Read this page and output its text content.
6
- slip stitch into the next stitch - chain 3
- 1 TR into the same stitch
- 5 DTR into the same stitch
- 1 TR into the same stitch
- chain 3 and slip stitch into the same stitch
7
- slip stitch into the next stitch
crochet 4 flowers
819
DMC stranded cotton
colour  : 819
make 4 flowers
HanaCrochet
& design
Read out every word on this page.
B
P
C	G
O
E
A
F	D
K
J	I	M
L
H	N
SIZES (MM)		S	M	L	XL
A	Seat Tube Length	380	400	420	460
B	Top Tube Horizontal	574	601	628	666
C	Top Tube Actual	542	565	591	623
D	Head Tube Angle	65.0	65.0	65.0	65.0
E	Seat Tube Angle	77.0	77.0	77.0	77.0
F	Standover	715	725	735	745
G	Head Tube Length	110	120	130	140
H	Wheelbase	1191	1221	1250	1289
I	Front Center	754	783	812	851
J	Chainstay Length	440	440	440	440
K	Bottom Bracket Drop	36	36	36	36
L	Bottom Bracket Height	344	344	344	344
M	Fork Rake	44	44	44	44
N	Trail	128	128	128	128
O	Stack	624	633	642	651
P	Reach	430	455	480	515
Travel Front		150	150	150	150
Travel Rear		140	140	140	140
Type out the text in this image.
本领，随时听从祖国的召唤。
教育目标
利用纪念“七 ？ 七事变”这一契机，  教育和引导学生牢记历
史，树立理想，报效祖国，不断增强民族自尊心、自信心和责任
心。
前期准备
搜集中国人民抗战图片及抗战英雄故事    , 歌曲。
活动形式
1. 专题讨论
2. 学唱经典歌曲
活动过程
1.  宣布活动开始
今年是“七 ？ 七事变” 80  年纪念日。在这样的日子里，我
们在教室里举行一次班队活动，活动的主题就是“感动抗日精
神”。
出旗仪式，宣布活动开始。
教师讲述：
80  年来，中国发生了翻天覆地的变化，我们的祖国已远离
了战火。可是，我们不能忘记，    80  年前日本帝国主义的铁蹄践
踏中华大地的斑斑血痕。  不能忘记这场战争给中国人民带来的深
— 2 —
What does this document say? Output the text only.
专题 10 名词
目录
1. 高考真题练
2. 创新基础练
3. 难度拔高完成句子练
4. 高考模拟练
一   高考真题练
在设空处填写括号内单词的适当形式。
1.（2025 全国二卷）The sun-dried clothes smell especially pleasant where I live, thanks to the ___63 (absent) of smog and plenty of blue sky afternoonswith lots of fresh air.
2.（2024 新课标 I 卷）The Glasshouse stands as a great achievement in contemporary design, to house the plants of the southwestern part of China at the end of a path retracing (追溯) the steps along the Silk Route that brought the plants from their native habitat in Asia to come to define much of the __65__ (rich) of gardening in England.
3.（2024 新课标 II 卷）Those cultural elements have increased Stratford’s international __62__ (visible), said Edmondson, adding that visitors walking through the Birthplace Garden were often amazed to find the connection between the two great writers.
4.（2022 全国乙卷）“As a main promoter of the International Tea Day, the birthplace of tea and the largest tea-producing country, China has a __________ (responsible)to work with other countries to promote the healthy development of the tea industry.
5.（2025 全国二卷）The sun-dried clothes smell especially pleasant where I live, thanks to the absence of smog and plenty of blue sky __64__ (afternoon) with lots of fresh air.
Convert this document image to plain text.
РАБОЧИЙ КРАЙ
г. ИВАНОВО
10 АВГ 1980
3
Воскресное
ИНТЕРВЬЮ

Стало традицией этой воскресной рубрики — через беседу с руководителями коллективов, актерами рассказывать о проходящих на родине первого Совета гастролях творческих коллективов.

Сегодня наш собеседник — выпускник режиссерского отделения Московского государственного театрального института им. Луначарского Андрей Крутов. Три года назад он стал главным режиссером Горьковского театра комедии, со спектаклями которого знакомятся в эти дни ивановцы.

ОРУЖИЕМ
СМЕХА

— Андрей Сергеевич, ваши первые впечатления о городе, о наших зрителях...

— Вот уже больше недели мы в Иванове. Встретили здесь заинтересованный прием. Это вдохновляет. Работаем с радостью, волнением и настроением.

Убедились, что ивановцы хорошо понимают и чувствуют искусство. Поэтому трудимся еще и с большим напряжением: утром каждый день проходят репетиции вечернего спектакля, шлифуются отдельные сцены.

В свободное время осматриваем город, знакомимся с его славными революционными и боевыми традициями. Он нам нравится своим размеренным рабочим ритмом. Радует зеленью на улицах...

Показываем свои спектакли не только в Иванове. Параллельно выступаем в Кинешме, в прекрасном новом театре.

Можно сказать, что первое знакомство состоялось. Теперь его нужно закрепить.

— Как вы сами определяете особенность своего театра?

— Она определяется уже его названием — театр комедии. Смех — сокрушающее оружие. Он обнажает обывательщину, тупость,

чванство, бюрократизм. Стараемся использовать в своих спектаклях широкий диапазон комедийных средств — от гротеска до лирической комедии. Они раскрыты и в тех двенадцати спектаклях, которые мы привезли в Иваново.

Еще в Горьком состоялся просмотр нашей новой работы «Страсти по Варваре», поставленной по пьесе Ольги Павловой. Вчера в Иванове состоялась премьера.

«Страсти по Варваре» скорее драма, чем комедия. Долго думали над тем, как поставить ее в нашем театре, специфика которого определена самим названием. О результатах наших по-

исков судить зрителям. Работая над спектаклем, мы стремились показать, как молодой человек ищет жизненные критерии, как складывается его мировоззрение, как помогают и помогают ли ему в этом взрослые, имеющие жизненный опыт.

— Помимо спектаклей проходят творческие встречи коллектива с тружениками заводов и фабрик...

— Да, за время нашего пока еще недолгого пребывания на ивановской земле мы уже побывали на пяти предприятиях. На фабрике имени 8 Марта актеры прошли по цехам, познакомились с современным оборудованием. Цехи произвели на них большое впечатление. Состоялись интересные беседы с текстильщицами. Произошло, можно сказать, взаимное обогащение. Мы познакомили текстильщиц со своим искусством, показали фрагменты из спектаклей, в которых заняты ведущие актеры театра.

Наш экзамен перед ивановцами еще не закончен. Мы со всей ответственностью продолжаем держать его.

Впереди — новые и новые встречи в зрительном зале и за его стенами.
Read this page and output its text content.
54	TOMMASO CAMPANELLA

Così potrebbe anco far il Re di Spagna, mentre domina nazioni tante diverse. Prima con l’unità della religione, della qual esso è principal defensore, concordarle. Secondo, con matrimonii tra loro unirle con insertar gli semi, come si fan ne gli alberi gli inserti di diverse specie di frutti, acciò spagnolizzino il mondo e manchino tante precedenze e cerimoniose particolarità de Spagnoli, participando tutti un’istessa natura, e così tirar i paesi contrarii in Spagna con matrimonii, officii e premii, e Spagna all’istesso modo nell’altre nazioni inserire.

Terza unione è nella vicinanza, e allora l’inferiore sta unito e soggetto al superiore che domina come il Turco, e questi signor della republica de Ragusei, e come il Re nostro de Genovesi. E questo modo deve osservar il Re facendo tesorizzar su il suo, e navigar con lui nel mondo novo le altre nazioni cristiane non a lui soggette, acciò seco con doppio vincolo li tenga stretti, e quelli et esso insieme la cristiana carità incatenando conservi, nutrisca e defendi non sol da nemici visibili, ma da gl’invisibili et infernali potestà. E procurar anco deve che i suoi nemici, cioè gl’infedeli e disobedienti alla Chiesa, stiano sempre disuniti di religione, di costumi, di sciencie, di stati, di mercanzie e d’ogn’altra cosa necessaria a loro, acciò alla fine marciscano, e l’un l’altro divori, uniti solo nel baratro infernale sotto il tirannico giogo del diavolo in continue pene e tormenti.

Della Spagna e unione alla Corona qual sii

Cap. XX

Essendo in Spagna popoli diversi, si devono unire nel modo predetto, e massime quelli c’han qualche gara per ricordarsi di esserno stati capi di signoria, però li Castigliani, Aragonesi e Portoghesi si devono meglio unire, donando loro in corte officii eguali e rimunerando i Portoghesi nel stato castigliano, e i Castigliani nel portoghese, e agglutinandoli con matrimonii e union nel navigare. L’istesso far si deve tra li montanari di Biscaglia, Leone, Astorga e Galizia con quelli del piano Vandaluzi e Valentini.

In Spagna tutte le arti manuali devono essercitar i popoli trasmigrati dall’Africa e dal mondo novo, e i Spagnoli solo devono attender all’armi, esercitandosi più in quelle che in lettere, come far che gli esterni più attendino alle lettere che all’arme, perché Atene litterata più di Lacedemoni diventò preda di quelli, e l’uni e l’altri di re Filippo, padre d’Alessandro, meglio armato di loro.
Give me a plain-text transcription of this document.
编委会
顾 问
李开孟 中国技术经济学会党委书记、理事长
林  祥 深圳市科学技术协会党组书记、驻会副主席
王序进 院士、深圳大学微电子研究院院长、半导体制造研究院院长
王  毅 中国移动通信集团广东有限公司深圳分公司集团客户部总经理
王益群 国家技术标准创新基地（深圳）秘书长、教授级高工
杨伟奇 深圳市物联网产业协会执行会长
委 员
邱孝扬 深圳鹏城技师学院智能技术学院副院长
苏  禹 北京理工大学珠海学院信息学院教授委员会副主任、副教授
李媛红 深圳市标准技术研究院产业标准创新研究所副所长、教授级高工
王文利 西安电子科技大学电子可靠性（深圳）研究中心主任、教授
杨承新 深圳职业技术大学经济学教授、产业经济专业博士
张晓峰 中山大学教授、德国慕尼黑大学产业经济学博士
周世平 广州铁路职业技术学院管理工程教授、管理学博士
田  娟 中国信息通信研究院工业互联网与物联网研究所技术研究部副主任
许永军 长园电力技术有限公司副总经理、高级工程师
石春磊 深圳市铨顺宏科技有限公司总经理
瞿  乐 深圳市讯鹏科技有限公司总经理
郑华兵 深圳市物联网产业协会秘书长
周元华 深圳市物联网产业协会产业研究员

- WHAT NEEDS TO BE DONE -
Write out exactly the final stretch of the records: the line containing "Give me a plain-text" and every line after it, through the last, and nothing else.

- SOLUTION BELOW -
Give me a plain-text transcription of this document.
编委会
顾 问
李开孟 中国技术经济学会党委书记、理事长
林  祥 深圳市科学技术协会党组书记、驻会副主席
王序进 院士、深圳大学微电子研究院院长、半导体制造研究院院长
王  毅 中国移动通信集团广东有限公司深圳分公司集团客户部总经理
王益群 国家技术标准创新基地（深圳）秘书长、教授级高工
杨伟奇 深圳市物联网产业协会执行会长
委 员
邱孝扬 深圳鹏城技师学院智能技术学院副院长
苏  禹 北京理工大学珠海学院信息学院教授委员会副主任、副教授
李媛红 深圳市标准技术研究院产业标准创新研究所副所长、教授级高工
王文利 西安电子科技大学电子可靠性（深圳）研究中心主任、教授
杨承新 深圳职业技术大学经济学教授、产业经济专业博士
张晓峰 中山大学教授、德国慕尼黑大学产业经济学博士
周世平 广州铁路职业技术学院管理工程教授、管理学博士
田  娟 中国信息通信研究院工业互联网与物联网研究所技术研究部副主任
许永军 长园电力技术有限公司副总经理、高级工程师
石春磊 深圳市铨顺宏科技有限公司总经理
瞿  乐 深圳市讯鹏科技有限公司总经理
郑华兵 深圳市物联网产业协会秘书长
周元华 深圳市物联网产业协会产业研究员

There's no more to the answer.